*REQUIRED TASK*: Each entry needs to be restated exactly as written.

** start **

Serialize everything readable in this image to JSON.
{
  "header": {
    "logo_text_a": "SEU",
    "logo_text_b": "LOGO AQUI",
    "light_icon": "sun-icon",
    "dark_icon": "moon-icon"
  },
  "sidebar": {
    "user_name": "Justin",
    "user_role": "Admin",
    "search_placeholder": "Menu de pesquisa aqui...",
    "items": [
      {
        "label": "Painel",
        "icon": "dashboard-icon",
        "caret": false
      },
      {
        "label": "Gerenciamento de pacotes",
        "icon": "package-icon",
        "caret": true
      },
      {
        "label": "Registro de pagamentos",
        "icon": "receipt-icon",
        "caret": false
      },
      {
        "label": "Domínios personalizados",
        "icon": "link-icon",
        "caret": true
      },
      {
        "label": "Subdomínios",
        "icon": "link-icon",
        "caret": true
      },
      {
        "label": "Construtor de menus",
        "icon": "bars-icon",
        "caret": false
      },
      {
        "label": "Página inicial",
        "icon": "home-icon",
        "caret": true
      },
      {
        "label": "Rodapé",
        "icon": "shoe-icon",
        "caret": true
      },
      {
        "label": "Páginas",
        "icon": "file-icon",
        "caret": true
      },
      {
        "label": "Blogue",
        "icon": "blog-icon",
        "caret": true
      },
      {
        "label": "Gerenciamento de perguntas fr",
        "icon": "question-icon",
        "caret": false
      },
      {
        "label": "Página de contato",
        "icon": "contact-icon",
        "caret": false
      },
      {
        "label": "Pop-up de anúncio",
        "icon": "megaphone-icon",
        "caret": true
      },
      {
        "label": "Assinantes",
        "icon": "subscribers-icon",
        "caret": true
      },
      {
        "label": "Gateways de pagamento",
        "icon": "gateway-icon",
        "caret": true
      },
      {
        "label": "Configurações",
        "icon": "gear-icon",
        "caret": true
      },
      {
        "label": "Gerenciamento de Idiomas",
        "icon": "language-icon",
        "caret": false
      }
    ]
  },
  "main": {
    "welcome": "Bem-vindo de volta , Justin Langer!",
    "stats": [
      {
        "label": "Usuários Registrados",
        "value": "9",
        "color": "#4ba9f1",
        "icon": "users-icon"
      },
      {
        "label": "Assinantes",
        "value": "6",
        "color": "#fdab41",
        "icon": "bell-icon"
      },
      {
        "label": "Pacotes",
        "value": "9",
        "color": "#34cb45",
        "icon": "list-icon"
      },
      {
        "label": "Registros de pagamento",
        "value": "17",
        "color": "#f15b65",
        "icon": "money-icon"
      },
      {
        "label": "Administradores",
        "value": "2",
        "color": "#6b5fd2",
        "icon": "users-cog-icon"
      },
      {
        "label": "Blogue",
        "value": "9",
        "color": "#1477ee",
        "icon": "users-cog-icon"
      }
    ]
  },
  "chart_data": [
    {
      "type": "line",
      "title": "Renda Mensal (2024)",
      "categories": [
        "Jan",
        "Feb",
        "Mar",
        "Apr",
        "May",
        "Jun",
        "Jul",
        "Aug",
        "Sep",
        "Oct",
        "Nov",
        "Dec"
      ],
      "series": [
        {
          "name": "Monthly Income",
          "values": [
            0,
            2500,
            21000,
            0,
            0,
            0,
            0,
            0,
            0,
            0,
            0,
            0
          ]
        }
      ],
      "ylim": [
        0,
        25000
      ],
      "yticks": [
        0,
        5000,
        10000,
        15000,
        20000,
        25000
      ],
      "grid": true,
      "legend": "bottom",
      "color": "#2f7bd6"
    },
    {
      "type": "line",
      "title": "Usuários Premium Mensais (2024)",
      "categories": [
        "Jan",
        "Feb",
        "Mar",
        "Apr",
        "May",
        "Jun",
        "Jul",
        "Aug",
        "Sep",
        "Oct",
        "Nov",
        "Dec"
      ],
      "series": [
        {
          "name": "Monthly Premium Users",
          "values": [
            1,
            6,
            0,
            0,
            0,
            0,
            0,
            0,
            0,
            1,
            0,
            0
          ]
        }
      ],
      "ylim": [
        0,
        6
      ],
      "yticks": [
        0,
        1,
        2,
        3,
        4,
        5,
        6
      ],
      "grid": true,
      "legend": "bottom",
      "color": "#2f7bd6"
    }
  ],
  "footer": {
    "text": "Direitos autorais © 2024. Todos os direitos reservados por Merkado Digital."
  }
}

** end **

*RESPONSE TO THE TASK*:
Serialize everything readable in this image to JSON.
{
  "header": {
    "logo_text_a": "SEU",
    "logo_text_b": "LOGO AQUI",
    "light_icon": "sun-icon",
    "dark_icon": "moon-icon"
  },
  "sidebar": {
    "user_name": "Justin",
    "user_role": "Admin",
    "search_placeholder": "Menu de pesquisa aqui...",
    "items": [
      {
        "label": "Painel",
        "icon": "dashboard-icon",
        "caret": false
      },
      {
        "label": "Gerenciamento de pacotes",
        "icon": "package-icon",
        "caret": true
      },
      {
        "label": "Registro de pagamentos",
        "icon": "receipt-icon",
        "caret": false
      },
      {
        "label": "Domínios personalizados",
        "icon": "link-icon",
        "caret": true
      },
      {
        "label": "Subdomínios",
        "icon": "link-icon",
        "caret": true
      },
      {
        "label": "Construtor de menus",
        "icon": "bars-icon",
        "caret": false
      },
      {
        "label": "Página inicial",
        "icon": "home-icon",
        "caret": true
      },
      {
        "label": "Rodapé",
        "icon": "shoe-icon",
        "caret": true
      },
      {
        "label": "Páginas",
        "icon": "file-icon",
        "caret": true
      },
      {
        "label": "Blogue",
        "icon": "blog-icon",
        "caret": true
      },
      {
        "label": "Gerenciamento de perguntas fr",
        "icon": "question-icon",
        "caret": false
      },
      {
        "label": "Página de contato",
        "icon": "contact-icon",
        "caret": false
      },
      {
        "label": "Pop-up de anúncio",
        "icon": "megaphone-icon",
        "caret": true
      },
      {
        "label": "Assinantes",
        "icon": "subscribers-icon",
        "caret": true
      },
      {
        "label": "Gateways de pagamento",
        "icon": "gateway-icon",
        "caret": true
      },
      {
        "label": "Configurações",
        "icon": "gear-icon",
        "caret": true
      },
      {
        "label": "Gerenciamento de Idiomas",
        "icon": "language-icon",
        "caret": false
      }
    ]
  },
  "main": {
    "welcome": "Bem-vindo de volta , Justin Langer!",
    "stats": [
      {
        "label": "Usuários Registrados",
        "value": "9",
        "color": "#4ba9f1",
        "icon": "users-icon"
      },
      {
        "label": "Assinantes",
        "value": "6",
        "color": "#fdab41",
        "icon": "bell-icon"
      },
      {
        "label": "Pacotes",
        "value": "9",
        "color": "#34cb45",
        "icon": "list-icon"
      },
      {
        "label": "Registros de pagamento",
        "value": "17",
        "color": "#f15b65",
        "icon": "money-icon"
      },
      {
        "label": "Administradores",
        "value": "2",
        "color": "#6b5fd2",
        "icon": "users-cog-icon"
      },
      {
        "label": "Blogue",
        "value": "9",
        "color": "#1477ee",
        "icon": "users-cog-icon"
      }
    ]
  },
  "chart_data": [
    {
      "type": "line",
      "title": "Renda Mensal (2024)",
      "categories": [
        "Jan",
        "Feb",
        "Mar",
        "Apr",
        "May",
        "Jun",
        "Jul",
        "Aug",
        "Sep",
        "Oct",
        "Nov",
        "Dec"
      ],
      "series": [
        {
          "name": "Monthly Income",
          "values": [
            0,
            2500,
            21000,
            0,
            0,
            0,
            0,
            0,
            0,
            0,
            0,
            0
          ]
        }
      ],
      "ylim": [
        0,
        25000
      ],
      "yticks": [
        0,
        5000,
        10000,
        15000,
        20000,
        25000
      ],
      "grid": true,
      "legend": "bottom",
      "color": "#2f7bd6"
    },
    {
      "type": "line",
      "title": "Usuários Premium Mensais (2024)",
      "categories": [
        "Jan",
        "Feb",
        "Mar",
        "Apr",
        "May",
        "Jun",
        "Jul",
        "Aug",
        "Sep",
        "Oct",
        "Nov",
        "Dec"
      ],
      "series": [
        {
          "name": "Monthly Premium Users",
          "values": [
            1,
            6,
            0,
            0,
            0,
            0,
            0,
            0,
            0,
            1,
            0,
            0
          ]
        }
      ],
      "ylim": [
        0,
        6
      ],
      "yticks": [
        0,
        1,
        2,
        3,
        4,
        5,
        6
      ],
      "grid": true,
      "legend": "bottom",
      "color": "#2f7bd6"
    }
  ],
  "footer": {
    "text": "Direitos autorais © 2024. Todos os direitos reservados por Merkado Digital."
  }
}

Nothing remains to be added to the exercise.